Directive: Take the entries below and reproduce them word for word.
"""
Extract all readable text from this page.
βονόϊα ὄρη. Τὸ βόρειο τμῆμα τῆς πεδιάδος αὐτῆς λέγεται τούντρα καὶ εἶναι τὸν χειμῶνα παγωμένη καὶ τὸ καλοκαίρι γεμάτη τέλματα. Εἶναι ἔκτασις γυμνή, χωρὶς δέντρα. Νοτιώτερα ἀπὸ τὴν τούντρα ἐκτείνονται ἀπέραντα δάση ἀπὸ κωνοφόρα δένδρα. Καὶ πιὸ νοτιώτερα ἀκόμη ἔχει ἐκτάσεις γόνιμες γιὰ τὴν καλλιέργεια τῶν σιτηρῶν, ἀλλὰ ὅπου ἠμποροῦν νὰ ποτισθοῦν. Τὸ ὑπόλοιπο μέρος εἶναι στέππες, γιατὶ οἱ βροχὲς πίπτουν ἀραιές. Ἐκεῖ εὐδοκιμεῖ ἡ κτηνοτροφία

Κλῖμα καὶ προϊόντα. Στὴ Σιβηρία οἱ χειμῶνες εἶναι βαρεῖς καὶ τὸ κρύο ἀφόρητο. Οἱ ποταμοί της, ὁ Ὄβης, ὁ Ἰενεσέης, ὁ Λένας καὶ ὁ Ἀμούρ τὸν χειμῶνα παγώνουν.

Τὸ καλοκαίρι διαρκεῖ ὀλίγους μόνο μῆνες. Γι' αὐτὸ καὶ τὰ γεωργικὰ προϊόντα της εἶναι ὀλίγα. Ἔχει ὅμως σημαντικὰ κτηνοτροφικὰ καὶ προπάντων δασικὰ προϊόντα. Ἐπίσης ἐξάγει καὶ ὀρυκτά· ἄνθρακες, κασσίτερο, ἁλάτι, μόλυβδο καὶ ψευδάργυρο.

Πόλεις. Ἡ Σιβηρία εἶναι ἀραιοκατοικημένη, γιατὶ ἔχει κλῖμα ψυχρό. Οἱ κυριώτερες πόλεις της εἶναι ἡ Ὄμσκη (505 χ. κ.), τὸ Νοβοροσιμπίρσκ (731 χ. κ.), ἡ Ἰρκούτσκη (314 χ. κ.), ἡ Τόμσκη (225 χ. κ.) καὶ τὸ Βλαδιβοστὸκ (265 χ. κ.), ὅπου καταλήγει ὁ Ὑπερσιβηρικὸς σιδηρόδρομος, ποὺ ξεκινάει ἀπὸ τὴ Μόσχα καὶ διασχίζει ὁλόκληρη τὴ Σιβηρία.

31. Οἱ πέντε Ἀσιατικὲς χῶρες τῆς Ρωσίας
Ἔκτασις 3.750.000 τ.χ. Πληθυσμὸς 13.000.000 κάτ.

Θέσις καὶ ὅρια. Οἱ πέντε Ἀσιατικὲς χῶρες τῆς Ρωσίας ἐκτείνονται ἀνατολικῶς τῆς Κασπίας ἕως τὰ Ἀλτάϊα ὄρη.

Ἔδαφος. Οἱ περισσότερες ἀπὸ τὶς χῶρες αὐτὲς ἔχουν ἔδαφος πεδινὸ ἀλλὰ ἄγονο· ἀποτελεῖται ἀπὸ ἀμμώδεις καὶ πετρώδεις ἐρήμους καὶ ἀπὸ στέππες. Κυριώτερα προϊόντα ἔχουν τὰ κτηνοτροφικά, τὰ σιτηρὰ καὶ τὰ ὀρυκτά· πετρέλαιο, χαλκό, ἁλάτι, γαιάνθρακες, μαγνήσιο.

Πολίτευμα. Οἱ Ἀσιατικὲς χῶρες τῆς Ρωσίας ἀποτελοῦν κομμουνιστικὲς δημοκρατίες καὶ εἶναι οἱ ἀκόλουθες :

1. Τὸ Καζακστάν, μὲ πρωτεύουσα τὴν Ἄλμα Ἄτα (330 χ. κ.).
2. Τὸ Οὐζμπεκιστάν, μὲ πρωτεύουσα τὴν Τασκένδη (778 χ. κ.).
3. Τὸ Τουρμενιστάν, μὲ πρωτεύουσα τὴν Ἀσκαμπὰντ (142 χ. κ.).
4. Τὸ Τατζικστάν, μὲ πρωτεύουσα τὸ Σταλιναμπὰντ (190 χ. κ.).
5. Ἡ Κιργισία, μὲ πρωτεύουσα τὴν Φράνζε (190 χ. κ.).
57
"""
Reply to the task:
Extract all readable text from this page.
βονόϊα ὄρη. Τὸ βόρειο τμῆμα τῆς πεδιάδος αὐτῆς λέγεται τούντρα καὶ εἶναι τὸν χειμῶνα παγωμένη καὶ τὸ καλοκαίρι γεμάτη τέλματα. Εἶναι ἔκτασις γυμνή, χωρὶς δέντρα. Νοτιώτερα ἀπὸ τὴν τούντρα ἐκτείνονται ἀπέραντα δάση ἀπὸ κωνοφόρα δένδρα. Καὶ πιὸ νοτιώτερα ἀκόμη ἔχει ἐκτάσεις γόνιμες γιὰ τὴν καλλιέργεια τῶν σιτηρῶν, ἀλλὰ ὅπου ἠμποροῦν νὰ ποτισθοῦν. Τὸ ὑπόλοιπο μέρος εἶναι στέππες, γιατὶ οἱ βροχὲς πίπτουν ἀραιές. Ἐκεῖ εὐδοκιμεῖ ἡ κτηνοτροφία

Κλῖμα καὶ προϊόντα. Στὴ Σιβηρία οἱ χειμῶνες εἶναι βαρεῖς καὶ τὸ κρύο ἀφόρητο. Οἱ ποταμοί της, ὁ Ὄβης, ὁ Ἰενεσέης, ὁ Λένας καὶ ὁ Ἀμούρ τὸν χειμῶνα παγώνουν.

Τὸ καλοκαίρι διαρκεῖ ὀλίγους μόνο μῆνες. Γι' αὐτὸ καὶ τὰ γεωργικὰ προϊόντα της εἶναι ὀλίγα. Ἔχει ὅμως σημαντικὰ κτηνοτροφικὰ καὶ προπάντων δασικὰ προϊόντα. Ἐπίσης ἐξάγει καὶ ὀρυκτά· ἄνθρακες, κασσίτερο, ἁλάτι, μόλυβδο καὶ ψευδάργυρο.

Πόλεις. Ἡ Σιβηρία εἶναι ἀραιοκατοικημένη, γιατὶ ἔχει κλῖμα ψυχρό. Οἱ κυριώτερες πόλεις της εἶναι ἡ Ὄμσκη (505 χ. κ.), τὸ Νοβοροσιμπίρσκ (731 χ. κ.), ἡ Ἰρκούτσκη (314 χ. κ.), ἡ Τόμσκη (225 χ. κ.) καὶ τὸ Βλαδιβοστὸκ (265 χ. κ.), ὅπου καταλήγει ὁ Ὑπερσιβηρικὸς σιδηρόδρομος, ποὺ ξεκινάει ἀπὸ τὴ Μόσχα καὶ διασχίζει ὁλόκληρη τὴ Σιβηρία.

31. Οἱ πέντε Ἀσιατικὲς χῶρες τῆς Ρωσίας
Ἔκτασις 3.750.000 τ.χ. Πληθυσμὸς 13.000.000 κάτ.

Θέσις καὶ ὅρια. Οἱ πέντε Ἀσιατικὲς χῶρες τῆς Ρωσίας ἐκτείνονται ἀνατολικῶς τῆς Κασπίας ἕως τὰ Ἀλτάϊα ὄρη.

Ἔδαφος. Οἱ περισσότερες ἀπὸ τὶς χῶρες αὐτὲς ἔχουν ἔδαφος πεδινὸ ἀλλὰ ἄγονο· ἀποτελεῖται ἀπὸ ἀμμώδεις καὶ πετρώδεις ἐρήμους καὶ ἀπὸ στέππες. Κυριώτερα προϊόντα ἔχουν τὰ κτηνοτροφικά, τὰ σιτηρὰ καὶ τὰ ὀρυκτά· πετρέλαιο, χαλκό, ἁλάτι, γαιάνθρακες, μαγνήσιο.

Πολίτευμα. Οἱ Ἀσιατικὲς χῶρες τῆς Ρωσίας ἀποτελοῦν κομμουνιστικὲς δημοκρατίες καὶ εἶναι οἱ ἀκόλουθες :

1. Τὸ Καζακστάν, μὲ πρωτεύουσα τὴν Ἄλμα Ἄτα (330 χ. κ.).
2. Τὸ Οὐζμπεκιστάν, μὲ πρωτεύουσα τὴν Τασκένδη (778 χ. κ.).
3. Τὸ Τουρμενιστάν, μὲ πρωτεύουσα τὴν Ἀσκαμπὰντ (142 χ. κ.).
4. Τὸ Τατζικστάν, μὲ πρωτεύουσα τὸ Σταλιναμπὰντ (190 χ. κ.).
5. Ἡ Κιργισία, μὲ πρωτεύουσα τὴν Φράνζε (190 χ. κ.).
57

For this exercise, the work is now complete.